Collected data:
= = =

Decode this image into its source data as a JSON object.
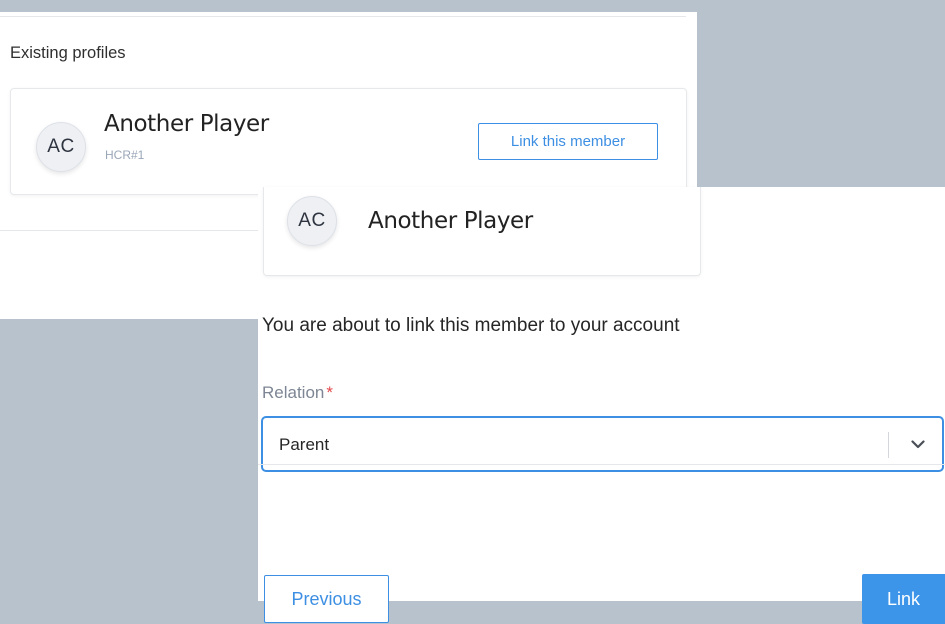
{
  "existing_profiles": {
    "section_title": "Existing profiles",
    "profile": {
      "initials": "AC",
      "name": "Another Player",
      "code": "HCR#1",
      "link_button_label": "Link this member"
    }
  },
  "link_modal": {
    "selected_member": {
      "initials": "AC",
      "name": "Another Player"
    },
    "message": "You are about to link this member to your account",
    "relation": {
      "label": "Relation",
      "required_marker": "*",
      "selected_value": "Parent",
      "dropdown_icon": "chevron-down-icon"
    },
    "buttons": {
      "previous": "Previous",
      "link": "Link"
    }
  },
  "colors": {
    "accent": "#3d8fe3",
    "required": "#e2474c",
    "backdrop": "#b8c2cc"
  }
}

= = =

● TASK
Write out all the records again, exactly, minus any pictures.

● EXERCISE RESULT
Decode this image into its source data as a JSON object.
{
  "existing_profiles": {
    "section_title": "Existing profiles",
    "profile": {
      "initials": "AC",
      "name": "Another Player",
      "code": "HCR#1",
      "link_button_label": "Link this member"
    }
  },
  "link_modal": {
    "selected_member": {
      "initials": "AC",
      "name": "Another Player"
    },
    "message": "You are about to link this member to your account",
    "relation": {
      "label": "Relation",
      "required_marker": "*",
      "selected_value": "Parent",
      "dropdown_icon": "chevron-down-icon"
    },
    "buttons": {
      "previous": "Previous",
      "link": "Link"
    }
  },
  "colors": {
    "accent": "#3d8fe3",
    "required": "#e2474c",
    "backdrop": "#b8c2cc"
  }
}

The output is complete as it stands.